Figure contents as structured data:
+-------+

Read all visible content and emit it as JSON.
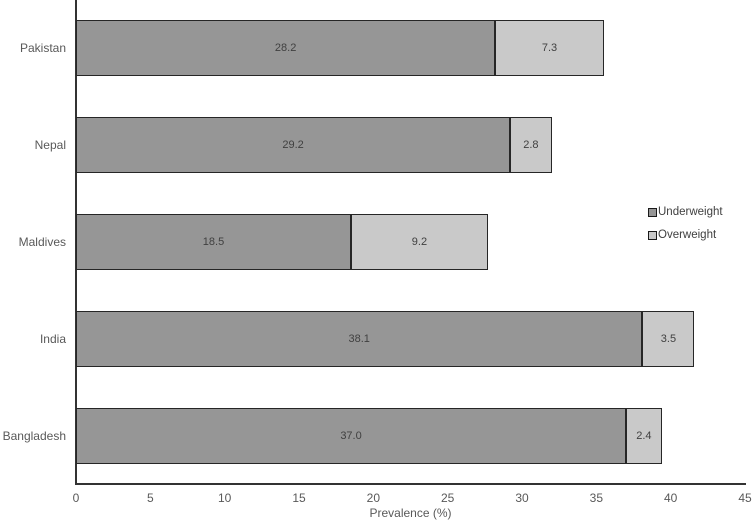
{
  "chart_data": {
    "type": "bar",
    "orientation": "horizontal",
    "stacked": true,
    "title": "",
    "xlabel": "Prevalence (%)",
    "ylabel": "",
    "xlim": [
      0,
      45
    ],
    "xticks": [
      0,
      5,
      10,
      15,
      20,
      25,
      30,
      35,
      40,
      45
    ],
    "grid": false,
    "legend_position": "right",
    "categories": [
      "Pakistan",
      "Nepal",
      "Maldives",
      "India",
      "Bangladesh"
    ],
    "series": [
      {
        "name": "Underweight",
        "color": "#969696",
        "values": [
          28.2,
          29.2,
          18.5,
          38.1,
          37.0
        ],
        "labels": [
          "28.2",
          "29.2",
          "18.5",
          "38.1",
          "37.0"
        ]
      },
      {
        "name": "Overweight",
        "color": "#c9c9c9",
        "values": [
          7.3,
          2.8,
          9.2,
          3.5,
          2.4
        ],
        "labels": [
          "7.3",
          "2.8",
          "9.2",
          "3.5",
          "2.4"
        ]
      }
    ],
    "colors": {
      "axis": "#333333",
      "tick_label": "#595959",
      "category_label": "#595959",
      "value_label": "#404040",
      "bar_border": "#262626",
      "legend_text": "#404040"
    }
  }
}
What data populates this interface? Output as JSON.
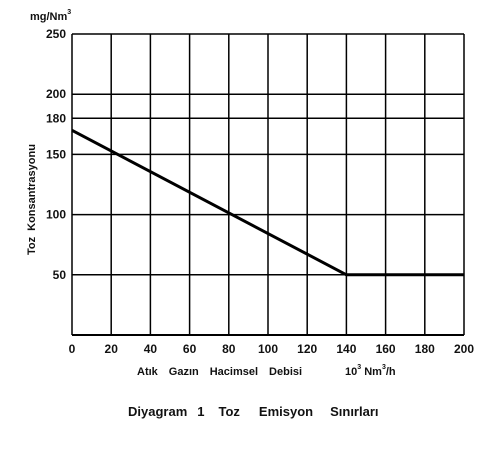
{
  "chart_data": {
    "type": "line",
    "y_unit": {
      "base": "mg/Nm",
      "sup": "3"
    },
    "ylabel_words": [
      "Toz",
      "Konsantrasyonu"
    ],
    "xlabel_words": [
      "Atık",
      "Gazın",
      "Hacimsel",
      "Debisi"
    ],
    "x_unit": {
      "base": "10",
      "sup1": "3",
      "mid": " Nm",
      "sup2": "3",
      "end": "/h"
    },
    "caption_words": [
      "Diyagram",
      "1",
      "Toz",
      "Emisyon",
      "Sınırları"
    ],
    "x_ticks": [
      "0",
      "20",
      "40",
      "60",
      "80",
      "100",
      "120",
      "140",
      "160",
      "180",
      "200"
    ],
    "y_ticks": [
      "50",
      "100",
      "150",
      "180",
      "200",
      "250"
    ],
    "xlim": [
      0,
      200
    ],
    "ylim": [
      0,
      250
    ],
    "grid": true,
    "series": [
      {
        "x": [
          0,
          140,
          200
        ],
        "y": [
          170,
          50,
          50
        ]
      }
    ]
  }
}
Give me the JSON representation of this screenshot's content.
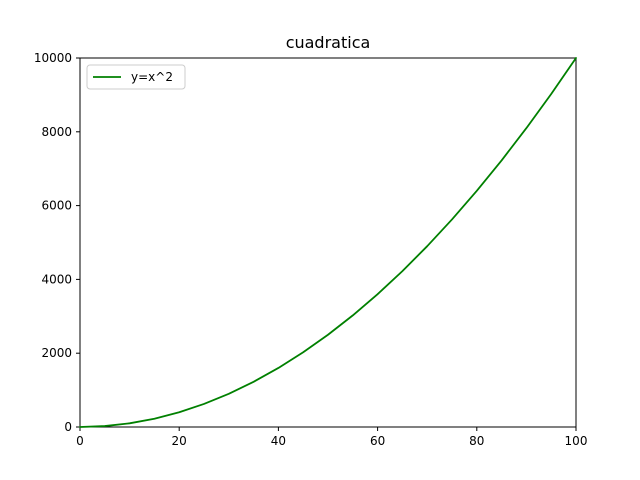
{
  "chart_data": {
    "type": "line",
    "title": "cuadratica",
    "xlabel": "",
    "ylabel": "",
    "xlim": [
      0,
      100
    ],
    "ylim": [
      0,
      10000
    ],
    "xticks": [
      0,
      20,
      40,
      60,
      80,
      100
    ],
    "yticks": [
      0,
      2000,
      4000,
      6000,
      8000,
      10000
    ],
    "grid": false,
    "legend": {
      "placement": "upper-left"
    },
    "series": [
      {
        "name": "y=x^2",
        "color": "#008000",
        "x": [
          0,
          5,
          10,
          15,
          20,
          25,
          30,
          35,
          40,
          45,
          50,
          55,
          60,
          65,
          70,
          75,
          80,
          85,
          90,
          95,
          100
        ],
        "y": [
          0,
          25,
          100,
          225,
          400,
          625,
          900,
          1225,
          1600,
          2025,
          2500,
          3025,
          3600,
          4225,
          4900,
          5625,
          6400,
          7225,
          8100,
          9025,
          10000
        ]
      }
    ]
  }
}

+-------+

▸ Required work
Above are the records; reproduce them exactly and leave out the pictures.

▸ Result of this task
Read all visible content and emit it as JSON.
{
  "chart_data": {
    "type": "bar",
    "orientation": "horizontal",
    "stacked": true,
    "title": "",
    "xlabel": "Prevalence (%)",
    "ylabel": "",
    "xlim": [
      0,
      45
    ],
    "xticks": [
      0,
      5,
      10,
      15,
      20,
      25,
      30,
      35,
      40,
      45
    ],
    "grid": false,
    "legend_position": "right",
    "categories": [
      "Pakistan",
      "Nepal",
      "Maldives",
      "India",
      "Bangladesh"
    ],
    "series": [
      {
        "name": "Underweight",
        "color": "#969696",
        "values": [
          28.2,
          29.2,
          18.5,
          38.1,
          37.0
        ],
        "labels": [
          "28.2",
          "29.2",
          "18.5",
          "38.1",
          "37.0"
        ]
      },
      {
        "name": "Overweight",
        "color": "#c9c9c9",
        "values": [
          7.3,
          2.8,
          9.2,
          3.5,
          2.4
        ],
        "labels": [
          "7.3",
          "2.8",
          "9.2",
          "3.5",
          "2.4"
        ]
      }
    ],
    "colors": {
      "axis": "#333333",
      "tick_label": "#595959",
      "category_label": "#595959",
      "value_label": "#404040",
      "bar_border": "#262626",
      "legend_text": "#404040"
    }
  }
}
What data populates this interface? Output as JSON.
{
  "chart_data": {
    "type": "line",
    "y_unit": {
      "base": "mg/Nm",
      "sup": "3"
    },
    "ylabel_words": [
      "Toz",
      "Konsantrasyonu"
    ],
    "xlabel_words": [
      "Atık",
      "Gazın",
      "Hacimsel",
      "Debisi"
    ],
    "x_unit": {
      "base": "10",
      "sup1": "3",
      "mid": " Nm",
      "sup2": "3",
      "end": "/h"
    },
    "caption_words": [
      "Diyagram",
      "1",
      "Toz",
      "Emisyon",
      "Sınırları"
    ],
    "x_ticks": [
      "0",
      "20",
      "40",
      "60",
      "80",
      "100",
      "120",
      "140",
      "160",
      "180",
      "200"
    ],
    "y_ticks": [
      "50",
      "100",
      "150",
      "180",
      "200",
      "250"
    ],
    "xlim": [
      0,
      200
    ],
    "ylim": [
      0,
      250
    ],
    "grid": true,
    "series": [
      {
        "x": [
          0,
          140,
          200
        ],
        "y": [
          170,
          50,
          50
        ]
      }
    ]
  }
}
Give me the JSON representation of this screenshot's content.
{
  "chart_data": {
    "type": "line",
    "title": "cuadratica",
    "xlabel": "",
    "ylabel": "",
    "xlim": [
      0,
      100
    ],
    "ylim": [
      0,
      10000
    ],
    "xticks": [
      0,
      20,
      40,
      60,
      80,
      100
    ],
    "yticks": [
      0,
      2000,
      4000,
      6000,
      8000,
      10000
    ],
    "grid": false,
    "legend": {
      "placement": "upper-left"
    },
    "series": [
      {
        "name": "y=x^2",
        "color": "#008000",
        "x": [
          0,
          5,
          10,
          15,
          20,
          25,
          30,
          35,
          40,
          45,
          50,
          55,
          60,
          65,
          70,
          75,
          80,
          85,
          90,
          95,
          100
        ],
        "y": [
          0,
          25,
          100,
          225,
          400,
          625,
          900,
          1225,
          1600,
          2025,
          2500,
          3025,
          3600,
          4225,
          4900,
          5625,
          6400,
          7225,
          8100,
          9025,
          10000
        ]
      }
    ]
  }
}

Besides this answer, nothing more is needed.